### Work instructions
Determine the count of lines holding "peut" and give that count alone.

**** Provided data

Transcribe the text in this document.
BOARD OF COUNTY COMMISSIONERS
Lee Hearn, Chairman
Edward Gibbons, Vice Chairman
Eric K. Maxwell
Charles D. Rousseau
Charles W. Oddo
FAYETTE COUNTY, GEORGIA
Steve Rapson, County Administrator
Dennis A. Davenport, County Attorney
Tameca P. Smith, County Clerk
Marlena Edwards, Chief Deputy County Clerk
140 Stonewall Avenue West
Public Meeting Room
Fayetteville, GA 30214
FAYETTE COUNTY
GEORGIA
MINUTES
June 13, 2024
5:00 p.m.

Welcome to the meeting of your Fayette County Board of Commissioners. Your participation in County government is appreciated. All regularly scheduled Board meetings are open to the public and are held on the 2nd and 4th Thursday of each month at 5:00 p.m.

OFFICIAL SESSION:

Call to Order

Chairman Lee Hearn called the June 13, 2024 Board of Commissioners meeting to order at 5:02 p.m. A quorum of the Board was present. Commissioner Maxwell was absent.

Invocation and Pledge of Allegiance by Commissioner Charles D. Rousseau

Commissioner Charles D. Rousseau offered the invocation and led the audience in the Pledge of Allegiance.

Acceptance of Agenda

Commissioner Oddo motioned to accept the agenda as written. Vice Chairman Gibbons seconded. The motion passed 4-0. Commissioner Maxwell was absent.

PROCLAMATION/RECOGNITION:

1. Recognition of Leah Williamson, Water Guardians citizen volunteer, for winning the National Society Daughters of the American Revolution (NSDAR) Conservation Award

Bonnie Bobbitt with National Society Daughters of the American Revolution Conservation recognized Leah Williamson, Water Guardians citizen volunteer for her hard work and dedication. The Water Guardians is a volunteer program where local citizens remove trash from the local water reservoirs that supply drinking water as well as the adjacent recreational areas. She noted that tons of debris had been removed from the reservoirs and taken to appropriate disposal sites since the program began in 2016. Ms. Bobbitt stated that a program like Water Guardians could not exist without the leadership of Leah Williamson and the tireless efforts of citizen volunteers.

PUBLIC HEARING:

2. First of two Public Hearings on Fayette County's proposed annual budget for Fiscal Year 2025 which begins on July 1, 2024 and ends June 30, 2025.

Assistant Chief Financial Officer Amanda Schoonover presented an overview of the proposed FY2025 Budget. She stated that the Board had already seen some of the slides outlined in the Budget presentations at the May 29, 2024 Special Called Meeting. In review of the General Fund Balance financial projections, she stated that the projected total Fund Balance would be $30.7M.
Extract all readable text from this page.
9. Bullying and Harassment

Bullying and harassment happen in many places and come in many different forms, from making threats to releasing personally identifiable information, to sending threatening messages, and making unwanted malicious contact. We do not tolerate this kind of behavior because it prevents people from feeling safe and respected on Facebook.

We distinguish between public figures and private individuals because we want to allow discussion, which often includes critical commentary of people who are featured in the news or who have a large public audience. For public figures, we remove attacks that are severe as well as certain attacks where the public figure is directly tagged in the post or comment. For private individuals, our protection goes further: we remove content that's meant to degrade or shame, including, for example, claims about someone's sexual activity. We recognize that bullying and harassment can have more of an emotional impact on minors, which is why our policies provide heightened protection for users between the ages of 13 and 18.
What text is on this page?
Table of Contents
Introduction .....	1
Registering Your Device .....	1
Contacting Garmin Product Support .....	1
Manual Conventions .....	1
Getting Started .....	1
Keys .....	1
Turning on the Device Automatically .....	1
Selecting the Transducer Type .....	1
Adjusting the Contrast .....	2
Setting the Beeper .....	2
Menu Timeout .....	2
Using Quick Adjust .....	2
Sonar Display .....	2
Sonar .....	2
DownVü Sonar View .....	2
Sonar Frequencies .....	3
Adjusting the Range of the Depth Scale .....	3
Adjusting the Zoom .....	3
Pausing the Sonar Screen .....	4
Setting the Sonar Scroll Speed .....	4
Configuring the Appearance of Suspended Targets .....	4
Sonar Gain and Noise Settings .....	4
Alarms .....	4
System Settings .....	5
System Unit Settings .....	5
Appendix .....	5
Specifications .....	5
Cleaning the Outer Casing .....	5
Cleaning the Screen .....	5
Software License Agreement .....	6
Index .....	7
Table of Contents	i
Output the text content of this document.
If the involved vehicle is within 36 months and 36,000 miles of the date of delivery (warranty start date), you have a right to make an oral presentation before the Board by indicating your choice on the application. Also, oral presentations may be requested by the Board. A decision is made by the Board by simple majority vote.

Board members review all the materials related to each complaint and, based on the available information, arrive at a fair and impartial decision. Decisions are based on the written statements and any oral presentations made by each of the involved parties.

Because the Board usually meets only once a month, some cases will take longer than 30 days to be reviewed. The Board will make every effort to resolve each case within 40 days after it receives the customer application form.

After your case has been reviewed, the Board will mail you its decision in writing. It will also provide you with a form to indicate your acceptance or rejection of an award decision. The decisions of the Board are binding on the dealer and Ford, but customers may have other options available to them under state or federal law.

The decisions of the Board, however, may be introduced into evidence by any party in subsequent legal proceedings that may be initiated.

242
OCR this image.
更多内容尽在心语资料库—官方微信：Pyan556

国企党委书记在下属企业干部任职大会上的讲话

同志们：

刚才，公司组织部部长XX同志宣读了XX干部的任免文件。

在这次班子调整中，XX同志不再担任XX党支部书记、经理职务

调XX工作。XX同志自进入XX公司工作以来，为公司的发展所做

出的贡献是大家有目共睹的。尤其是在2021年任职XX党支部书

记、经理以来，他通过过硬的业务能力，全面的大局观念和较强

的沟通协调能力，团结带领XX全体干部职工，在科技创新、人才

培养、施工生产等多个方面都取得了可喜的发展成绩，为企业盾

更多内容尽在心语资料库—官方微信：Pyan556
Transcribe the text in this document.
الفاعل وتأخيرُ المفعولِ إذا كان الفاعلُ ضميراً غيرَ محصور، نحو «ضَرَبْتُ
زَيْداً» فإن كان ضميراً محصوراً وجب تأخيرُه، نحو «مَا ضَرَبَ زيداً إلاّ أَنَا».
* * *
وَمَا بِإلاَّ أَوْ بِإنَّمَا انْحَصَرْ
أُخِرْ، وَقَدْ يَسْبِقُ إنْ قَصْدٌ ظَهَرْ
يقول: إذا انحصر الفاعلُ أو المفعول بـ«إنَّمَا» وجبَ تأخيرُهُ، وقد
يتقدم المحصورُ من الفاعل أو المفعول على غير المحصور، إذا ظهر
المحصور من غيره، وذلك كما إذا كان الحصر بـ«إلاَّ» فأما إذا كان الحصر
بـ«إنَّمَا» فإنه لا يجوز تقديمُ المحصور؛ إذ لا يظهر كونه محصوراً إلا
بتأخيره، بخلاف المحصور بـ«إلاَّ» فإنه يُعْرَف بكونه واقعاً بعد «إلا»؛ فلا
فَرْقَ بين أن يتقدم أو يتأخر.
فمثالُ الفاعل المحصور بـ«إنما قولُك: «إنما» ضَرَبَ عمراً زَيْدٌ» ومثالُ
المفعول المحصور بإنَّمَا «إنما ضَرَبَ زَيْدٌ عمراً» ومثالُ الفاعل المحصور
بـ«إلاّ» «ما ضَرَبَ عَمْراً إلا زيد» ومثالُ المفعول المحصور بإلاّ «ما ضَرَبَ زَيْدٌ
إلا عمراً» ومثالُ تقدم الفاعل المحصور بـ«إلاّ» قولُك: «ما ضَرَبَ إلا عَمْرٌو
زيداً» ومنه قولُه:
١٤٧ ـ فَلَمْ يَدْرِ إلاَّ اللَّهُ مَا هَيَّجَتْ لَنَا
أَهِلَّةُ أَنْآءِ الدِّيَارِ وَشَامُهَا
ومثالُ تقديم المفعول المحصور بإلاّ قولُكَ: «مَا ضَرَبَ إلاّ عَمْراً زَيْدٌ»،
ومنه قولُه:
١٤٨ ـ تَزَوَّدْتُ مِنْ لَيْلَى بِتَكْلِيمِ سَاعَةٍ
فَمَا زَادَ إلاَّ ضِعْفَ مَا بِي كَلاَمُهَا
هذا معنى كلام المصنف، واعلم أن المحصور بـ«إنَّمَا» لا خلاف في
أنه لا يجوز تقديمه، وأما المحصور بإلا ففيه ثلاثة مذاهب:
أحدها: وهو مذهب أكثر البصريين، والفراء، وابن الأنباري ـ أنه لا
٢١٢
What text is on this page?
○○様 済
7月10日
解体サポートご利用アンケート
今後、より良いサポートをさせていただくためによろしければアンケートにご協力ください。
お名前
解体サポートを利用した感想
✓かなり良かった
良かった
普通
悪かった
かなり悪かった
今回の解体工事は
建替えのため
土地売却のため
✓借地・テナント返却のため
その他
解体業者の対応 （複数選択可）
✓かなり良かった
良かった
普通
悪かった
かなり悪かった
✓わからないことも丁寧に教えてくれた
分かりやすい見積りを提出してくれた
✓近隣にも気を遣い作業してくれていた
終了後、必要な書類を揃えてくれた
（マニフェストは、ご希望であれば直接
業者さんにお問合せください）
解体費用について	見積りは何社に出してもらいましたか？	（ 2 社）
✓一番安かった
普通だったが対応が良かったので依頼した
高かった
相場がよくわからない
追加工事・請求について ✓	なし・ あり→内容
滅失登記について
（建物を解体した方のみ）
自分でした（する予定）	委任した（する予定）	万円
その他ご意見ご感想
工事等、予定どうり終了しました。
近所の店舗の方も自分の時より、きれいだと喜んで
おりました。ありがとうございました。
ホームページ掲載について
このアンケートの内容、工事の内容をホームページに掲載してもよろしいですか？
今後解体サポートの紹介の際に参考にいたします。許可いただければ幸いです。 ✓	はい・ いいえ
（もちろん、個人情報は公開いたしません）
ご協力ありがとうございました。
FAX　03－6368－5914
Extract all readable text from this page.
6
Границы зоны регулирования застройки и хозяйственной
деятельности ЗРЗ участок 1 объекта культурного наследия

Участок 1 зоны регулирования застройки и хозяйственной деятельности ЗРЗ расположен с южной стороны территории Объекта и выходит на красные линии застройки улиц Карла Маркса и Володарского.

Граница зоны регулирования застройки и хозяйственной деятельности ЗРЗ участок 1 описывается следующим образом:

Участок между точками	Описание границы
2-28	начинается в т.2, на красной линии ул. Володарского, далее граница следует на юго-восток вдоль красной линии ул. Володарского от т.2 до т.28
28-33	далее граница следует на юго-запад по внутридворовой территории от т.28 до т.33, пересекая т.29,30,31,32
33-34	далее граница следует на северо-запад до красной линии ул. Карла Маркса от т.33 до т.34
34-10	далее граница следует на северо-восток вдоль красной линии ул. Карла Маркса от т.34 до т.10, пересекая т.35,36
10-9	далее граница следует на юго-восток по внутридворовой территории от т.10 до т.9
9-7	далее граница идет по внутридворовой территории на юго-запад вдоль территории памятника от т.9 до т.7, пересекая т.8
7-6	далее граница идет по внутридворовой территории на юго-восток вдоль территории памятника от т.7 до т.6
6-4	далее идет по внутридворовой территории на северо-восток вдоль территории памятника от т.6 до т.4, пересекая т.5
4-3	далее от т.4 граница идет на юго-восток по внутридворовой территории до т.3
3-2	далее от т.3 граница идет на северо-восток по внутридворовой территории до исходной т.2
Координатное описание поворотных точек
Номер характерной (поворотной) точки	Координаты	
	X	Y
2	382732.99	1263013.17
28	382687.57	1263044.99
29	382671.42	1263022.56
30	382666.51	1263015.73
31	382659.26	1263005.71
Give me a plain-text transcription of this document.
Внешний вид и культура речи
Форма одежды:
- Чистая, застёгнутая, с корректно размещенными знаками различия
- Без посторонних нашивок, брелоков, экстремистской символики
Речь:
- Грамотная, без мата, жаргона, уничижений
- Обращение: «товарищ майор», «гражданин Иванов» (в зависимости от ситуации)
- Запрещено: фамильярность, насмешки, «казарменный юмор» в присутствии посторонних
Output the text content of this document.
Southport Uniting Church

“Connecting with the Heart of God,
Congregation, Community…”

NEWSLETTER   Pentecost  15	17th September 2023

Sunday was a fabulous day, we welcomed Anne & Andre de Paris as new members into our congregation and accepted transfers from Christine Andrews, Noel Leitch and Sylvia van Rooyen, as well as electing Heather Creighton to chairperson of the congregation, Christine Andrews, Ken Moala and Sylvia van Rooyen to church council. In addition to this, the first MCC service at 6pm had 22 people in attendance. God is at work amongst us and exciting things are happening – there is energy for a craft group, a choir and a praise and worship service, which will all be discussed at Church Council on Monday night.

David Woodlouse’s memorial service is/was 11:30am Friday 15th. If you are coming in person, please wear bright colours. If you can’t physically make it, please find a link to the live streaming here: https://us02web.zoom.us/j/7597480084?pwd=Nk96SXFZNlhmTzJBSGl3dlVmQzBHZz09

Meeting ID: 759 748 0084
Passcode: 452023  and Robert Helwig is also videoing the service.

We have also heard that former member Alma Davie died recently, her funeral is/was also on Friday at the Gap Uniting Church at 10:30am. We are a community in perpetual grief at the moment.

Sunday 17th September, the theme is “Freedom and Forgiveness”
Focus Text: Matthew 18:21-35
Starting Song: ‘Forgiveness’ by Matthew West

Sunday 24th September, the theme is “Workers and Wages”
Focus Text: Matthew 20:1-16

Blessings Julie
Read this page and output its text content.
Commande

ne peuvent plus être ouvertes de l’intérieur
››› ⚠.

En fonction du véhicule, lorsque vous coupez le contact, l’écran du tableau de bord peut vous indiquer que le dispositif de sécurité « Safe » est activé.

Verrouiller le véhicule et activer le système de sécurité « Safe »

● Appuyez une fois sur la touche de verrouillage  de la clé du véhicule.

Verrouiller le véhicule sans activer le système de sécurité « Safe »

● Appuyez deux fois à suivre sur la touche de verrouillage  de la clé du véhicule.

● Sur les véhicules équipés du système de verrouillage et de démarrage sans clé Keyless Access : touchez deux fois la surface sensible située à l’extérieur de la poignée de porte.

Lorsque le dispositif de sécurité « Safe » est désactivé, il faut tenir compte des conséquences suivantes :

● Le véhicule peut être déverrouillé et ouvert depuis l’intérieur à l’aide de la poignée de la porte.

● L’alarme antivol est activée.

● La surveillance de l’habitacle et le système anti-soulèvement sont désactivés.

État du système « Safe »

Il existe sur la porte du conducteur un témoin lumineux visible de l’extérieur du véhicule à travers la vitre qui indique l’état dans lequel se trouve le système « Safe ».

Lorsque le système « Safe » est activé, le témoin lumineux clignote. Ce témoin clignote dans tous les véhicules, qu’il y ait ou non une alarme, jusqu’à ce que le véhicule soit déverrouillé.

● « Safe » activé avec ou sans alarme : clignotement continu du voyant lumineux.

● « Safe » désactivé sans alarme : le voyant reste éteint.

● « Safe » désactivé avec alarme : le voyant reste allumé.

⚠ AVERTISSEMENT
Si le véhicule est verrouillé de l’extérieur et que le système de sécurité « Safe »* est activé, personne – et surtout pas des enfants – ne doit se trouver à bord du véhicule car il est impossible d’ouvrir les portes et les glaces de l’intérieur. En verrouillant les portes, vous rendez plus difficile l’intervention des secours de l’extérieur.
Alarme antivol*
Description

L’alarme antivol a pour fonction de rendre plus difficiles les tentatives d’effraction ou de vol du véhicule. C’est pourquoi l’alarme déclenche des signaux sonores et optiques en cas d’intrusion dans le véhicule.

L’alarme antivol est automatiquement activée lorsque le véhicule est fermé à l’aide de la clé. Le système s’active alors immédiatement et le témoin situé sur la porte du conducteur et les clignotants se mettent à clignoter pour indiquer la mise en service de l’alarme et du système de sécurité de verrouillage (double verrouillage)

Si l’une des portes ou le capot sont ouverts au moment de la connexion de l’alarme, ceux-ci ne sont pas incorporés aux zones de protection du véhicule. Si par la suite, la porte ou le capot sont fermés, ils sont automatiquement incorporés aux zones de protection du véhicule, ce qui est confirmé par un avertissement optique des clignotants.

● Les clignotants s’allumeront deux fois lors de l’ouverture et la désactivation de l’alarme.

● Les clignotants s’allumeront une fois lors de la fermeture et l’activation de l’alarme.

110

********

### Response to the task
2